#### [The exercise]
Copy, from the entries below, each line where the word "text" can be found.
Start Data shown
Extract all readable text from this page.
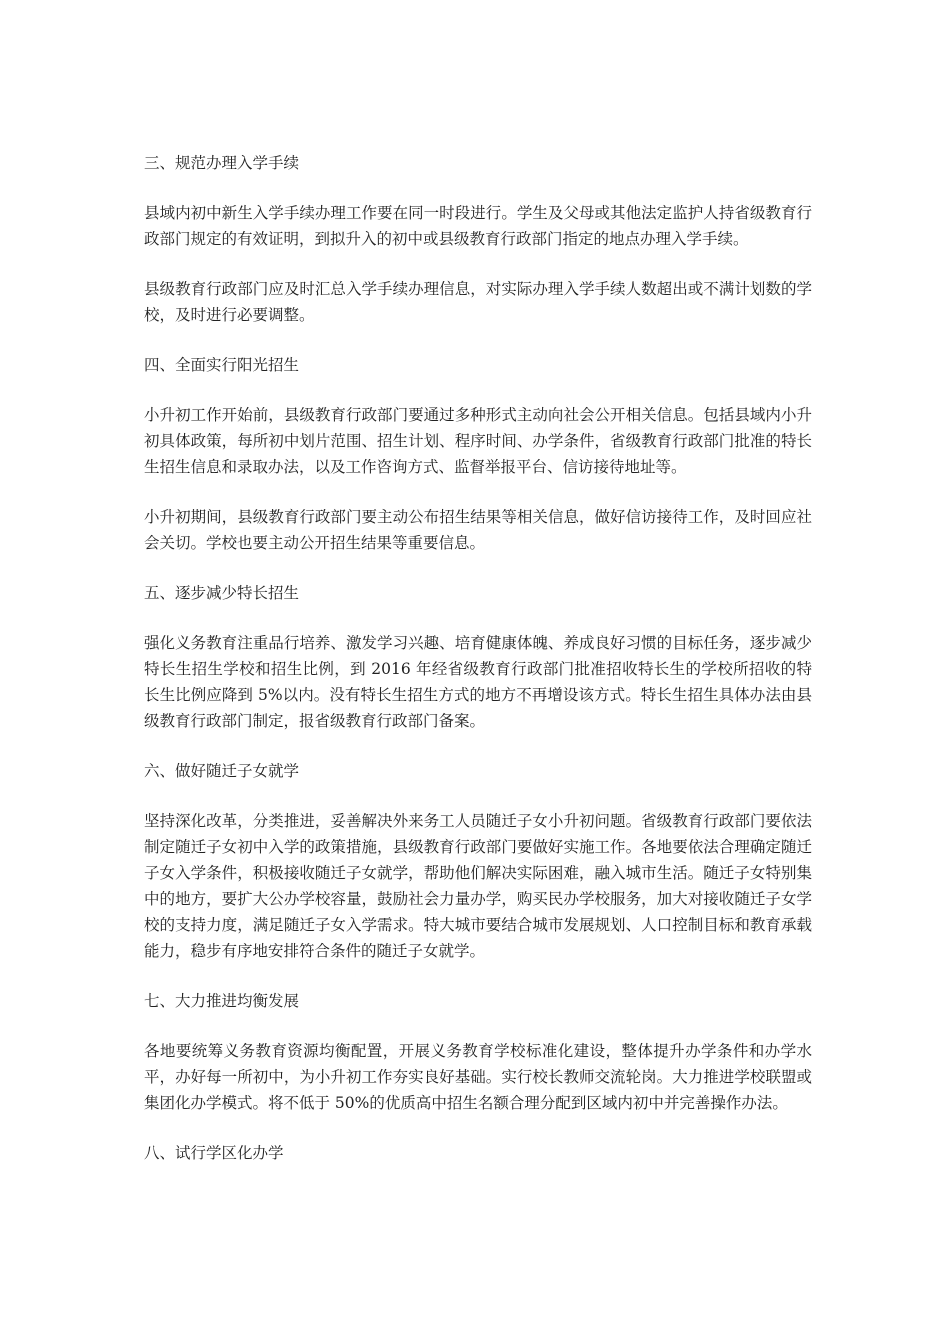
三、规范办理入学手续
县域内初中新生入学手续办理工作要在同一时段进行。学生及父母或其他法定监护人持省级教育行政部门规定的有效证明，到拟升入的初中或县级教育行政部门指定的地点办理入学手续。
县级教育行政部门应及时汇总入学手续办理信息，对实际办理入学手续人数超出或不满计划数的学校，及时进行必要调整。
四、全面实行阳光招生
小升初工作开始前，县级教育行政部门要通过多种形式主动向社会公开相关信息。包括县域内小升初具体政策，每所初中划片范围、招生计划、程序时间、办学条件，省级教育行政部门批准的特长生招生信息和录取办法，以及工作咨询方式、监督举报平台、信访接待地址等。
小升初期间，县级教育行政部门要主动公布招生结果等相关信息，做好信访接待工作，及时回应社会关切。学校也要主动公开招生结果等重要信息。
五、逐步减少特长招生
强化义务教育注重品行培养、激发学习兴趣、培育健康体魄、养成良好习惯的目标任务，逐步减少特长生招生学校和招生比例，到 2016 年经省级教育行政部门批准招收特长生的学校所招收的特长生比例应降到 5%以内。没有特长生招生方式的地方不再增设该方式。特长生招生具体办法由县级教育行政部门制定，报省级教育行政部门备案。
六、做好随迁子女就学
坚持深化改革，分类推进，妥善解决外来务工人员随迁子女小升初问题。省级教育行政部门要依法制定随迁子女初中入学的政策措施，县级教育行政部门要做好实施工作。各地要依法合理确定随迁子女入学条件，积极接收随迁子女就学，帮助他们解决实际困难，融入城市生活。随迁子女特别集中的地方，要扩大公办学校容量，鼓励社会力量办学，购买民办学校服务，加大对接收随迁子女学校的支持力度，满足随迁子女入学需求。特大城市要结合城市发展规划、人口控制目标和教育承载能力，稳步有序地安排符合条件的随迁子女就学。
七、大力推进均衡发展
各地要统筹义务教育资源均衡配置，开展义务教育学校标准化建设，整体提升办学条件和办学水平，办好每一所初中，为小升初工作夯实良好基础。实行校长教师交流轮岗。大力推进学校联盟或集团化办学模式。将不低于 50%的优质高中招生名额合理分配到区域内初中并完善操作办法。
八、试行学区化办学
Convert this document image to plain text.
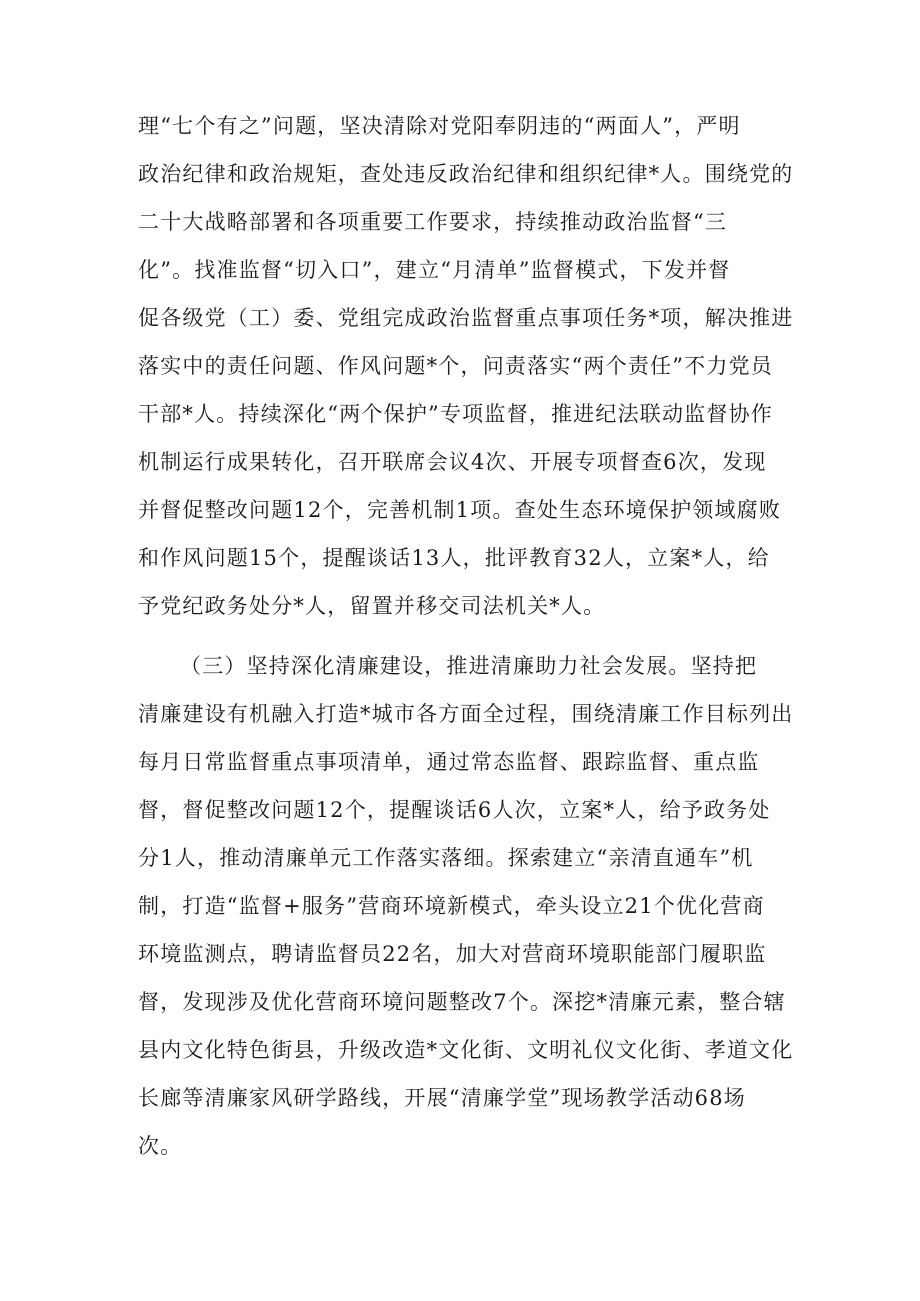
理“七个有之”问题，坚决清除对党阳奉阴违的“两面人”，严明
政治纪律和政治规矩，查处违反政治纪律和组织纪律*人。围绕党的
二十大战略部署和各项重要工作要求，持续推动政治监督“三
化”。找准监督“切入口”，建立“月清单”监督模式，下发并督
促各级党（工）委、党组完成政治监督重点事项任务*项，解决推进
落实中的责任问题、作风问题*个，问责落实“两个责任”不力党员
干部*人。持续深化“两个保护”专项监督，推进纪法联动监督协作
机制运行成果转化，召开联席会议4次、开展专项督查6次，发现
并督促整改问题12个，完善机制1项。查处生态环境保护领域腐败
和作风问题15个，提醒谈话13人，批评教育32人，立案*人，给
予党纪政务处分*人，留置并移交司法机关*人。
（三）坚持深化清廉建设，推进清廉助力社会发展。坚持把
清廉建设有机融入打造*城市各方面全过程，围绕清廉工作目标列出
每月日常监督重点事项清单，通过常态监督、跟踪监督、重点监
督，督促整改问题12个，提醒谈话6人次，立案*人，给予政务处
分1人，推动清廉单元工作落实落细。探索建立“亲清直通车”机
制，打造“监督+服务”营商环境新模式，牵头设立21个优化营商
环境监测点，聘请监督员22名，加大对营商环境职能部门履职监
督，发现涉及优化营商环境问题整改7个。深挖*清廉元素，整合辖
县内文化特色街县，升级改造*文化街、文明礼仪文化街、孝道文化
长廊等清廉家风研学路线，开展“清廉学堂”现场教学活动68场
次。
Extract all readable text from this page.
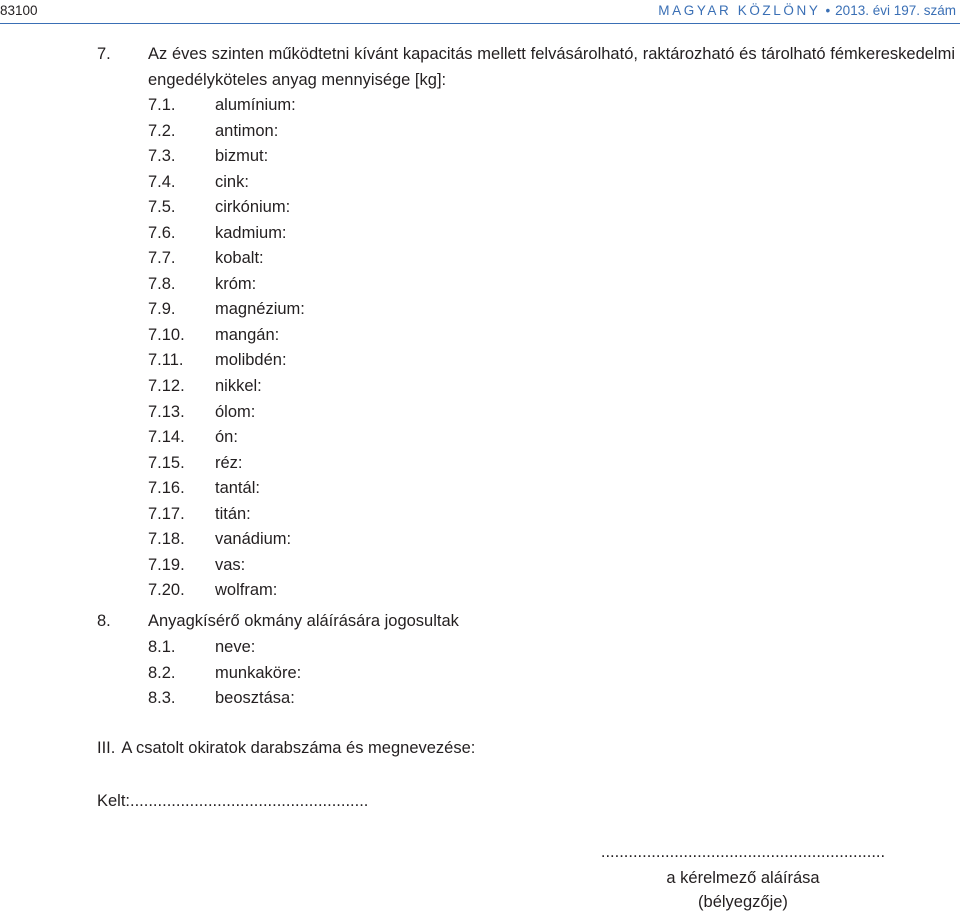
83100	MAGYAR KÖZLÖNY • 2013. évi 197. szám
7. Az éves szinten működtetni kívánt kapacitás mellett felvásárolható, raktározható és tárolható fémkereskedelmi engedélyköteles anyag mennyisége [kg]:
7.1. alumínium:
7.2. antimon:
7.3. bizmut:
7.4. cink:
7.5. cirkónium:
7.6. kadmium:
7.7. kobalt:
7.8. króm:
7.9. magnézium:
7.10. mangán:
7.11. molibdén:
7.12. nikkel:
7.13. ólom:
7.14. ón:
7.15. réz:
7.16. tantál:
7.17. titán:
7.18. vanádium:
7.19. vas:
7.20. wolfram:
8. Anyagkísérő okmány aláírására jogosultak
8.1. neve:
8.2. munkaköre:
8.3. beosztása:
III. A csatolt okiratok darabszáma és megnevezése:
Kelt:....................................................
..............................................................
a kérelmező aláírása
(bélyegzője)
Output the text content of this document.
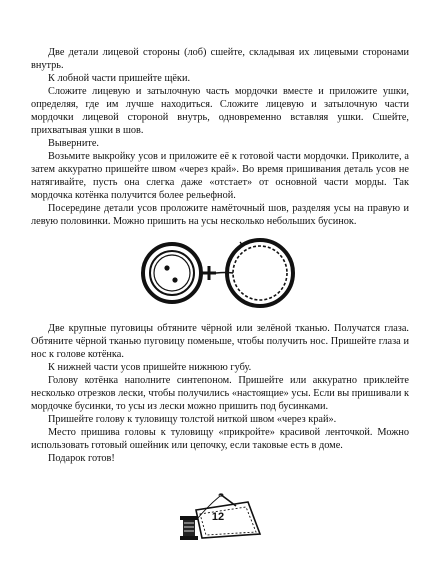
Две детали лицевой стороны (лоб) сшейте, складывая их лицевыми сторонами внутрь.

К лобной части пришейте щёки.

Сложите лицевую и затылочную часть мордочки вместе и приложите ушки, определяя, где им лучше находиться. Сложите лицевую и затылочную части мордочки лицевой стороной внутрь, одновременно вставляя ушки. Сшейте, прихватывая ушки в шов.

Выверните.

Возьмите выкройку усов и приложите её к готовой части мордочки. Приколите, а затем аккуратно пришейте швом «через край». Во время пришивания деталь усов не натягивайте, пусть она слегка даже «отстает» от основной части морды. Так мордочка котёнка получится более рельефной.

Посередине детали усов проложите намёточный шов, разделяя усы на правую и левую половинки. Можно пришить на усы несколько небольших бусинок.

Две крупные пуговицы обтяните чёрной или зелёной тканью. Получатся глаза. Обтяните чёрной тканью пуговицу поменьше, чтобы получить нос. Пришейте глаза и нос к голове котёнка.

К нижней части усов пришейте нижнюю губу.

Голову котёнка наполните синтепоном. Пришейте или аккуратно приклейте несколько отрезков лески, чтобы получились «настоящие» усы. Если вы пришивали к мордочке бусинки, то усы из лески можно пришить под бусинками.

Пришейте голову к туловищу толстой ниткой швом «через край».

Место пришива головы к туловищу «прикройте» красивой ленточкой. Можно использовать готовый ошейник или цепочку, если таковые есть в доме.

Подарок готов!

12
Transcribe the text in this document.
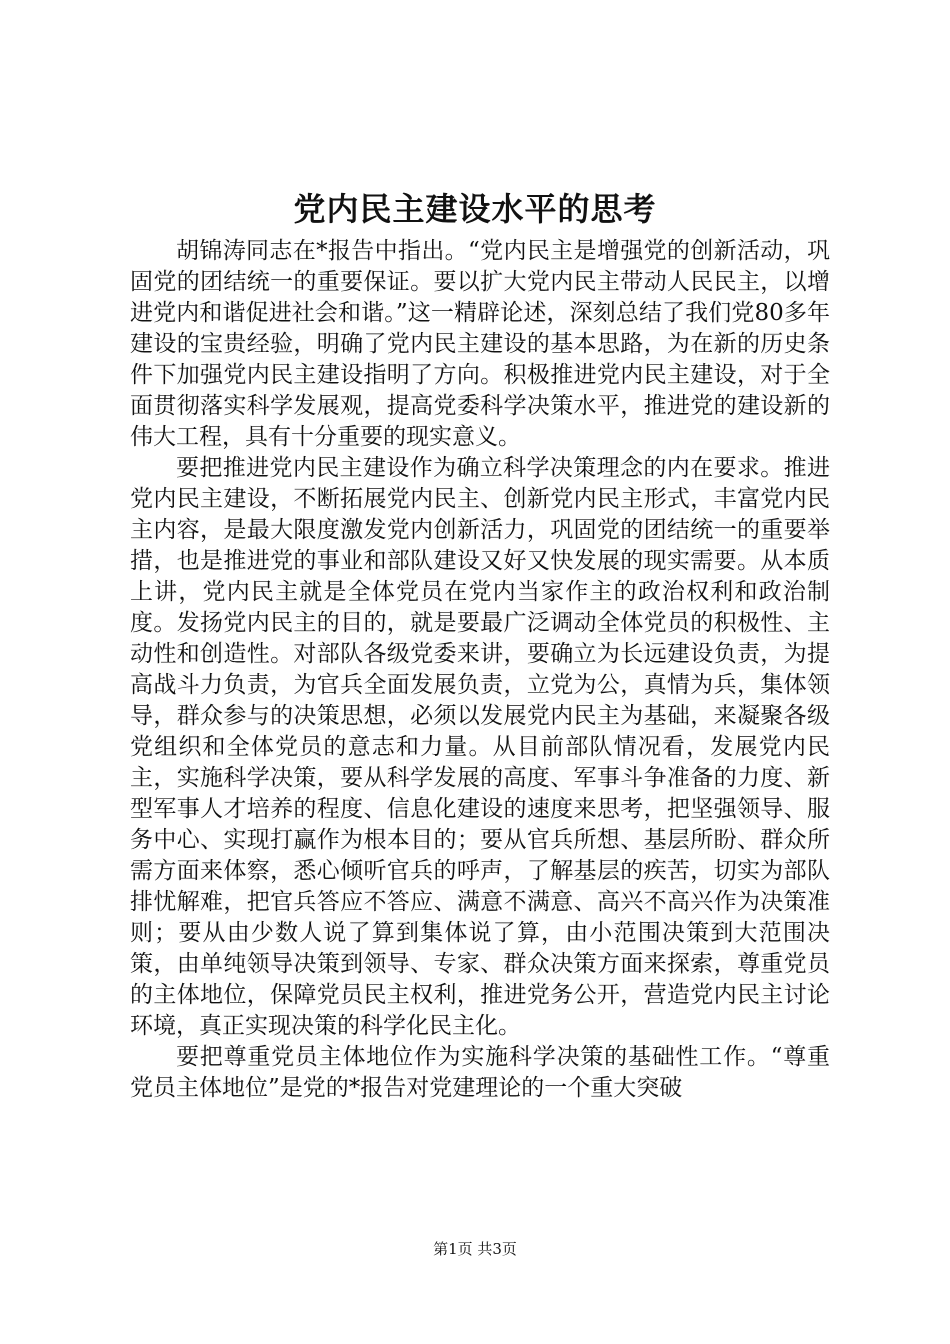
党内民主建设水平的思考

胡锦涛同志在*报告中指出。“党内民主是增强党的创新活动，巩固党的团结统一的重要保证。要以扩大党内民主带动人民民主，以增进党内和谐促进社会和谐。”这一精辟论述，深刻总结了我们党80多年建设的宝贵经验，明确了党内民主建设的基本思路，为在新的历史条件下加强党内民主建设指明了方向。积极推进党内民主建设，对于全面贯彻落实科学发展观，提高党委科学决策水平，推进党的建设新的伟大工程，具有十分重要的现实意义。

要把推进党内民主建设作为确立科学决策理念的内在要求。推进党内民主建设，不断拓展党内民主、创新党内民主形式，丰富党内民主内容，是最大限度激发党内创新活力，巩固党的团结统一的重要举措，也是推进党的事业和部队建设又好又快发展的现实需要。从本质上讲，党内民主就是全体党员在党内当家作主的政治权利和政治制度。发扬党内民主的目的，就是要最广泛调动全体党员的积极性、主动性和创造性。对部队各级党委来讲，要确立为长远建设负责，为提高战斗力负责，为官兵全面发展负责，立党为公，真情为兵，集体领导，群众参与的决策思想，必须以发展党内民主为基础，来凝聚各级党组织和全体党员的意志和力量。从目前部队情况看，发展党内民主，实施科学决策，要从科学发展的高度、军事斗争准备的力度、新型军事人才培养的程度、信息化建设的速度来思考，把坚强领导、服务中心、实现打赢作为根本目的；要从官兵所想、基层所盼、群众所需方面来体察，悉心倾听官兵的呼声，了解基层的疾苦，切实为部队排忧解难，把官兵答应不答应、满意不满意、高兴不高兴作为决策准则；要从由少数人说了算到集体说了算，由小范围决策到大范围决策，由单纯领导决策到领导、专家、群众决策方面来探索，尊重党员的主体地位，保障党员民主权利，推进党务公开，营造党内民主讨论环境，真正实现决策的科学化民主化。

要把尊重党员主体地位作为实施科学决策的基础性工作。“尊重党员主体地位”是党的*报告对党建理论的一个重大突破

第1页 共3页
End Data shown
#### [Answer in full]
Extract all readable text from this page.
Convert this document image to plain text.
Extract all readable text from this page.
Output the text content of this document.
Transcribe the text in this document.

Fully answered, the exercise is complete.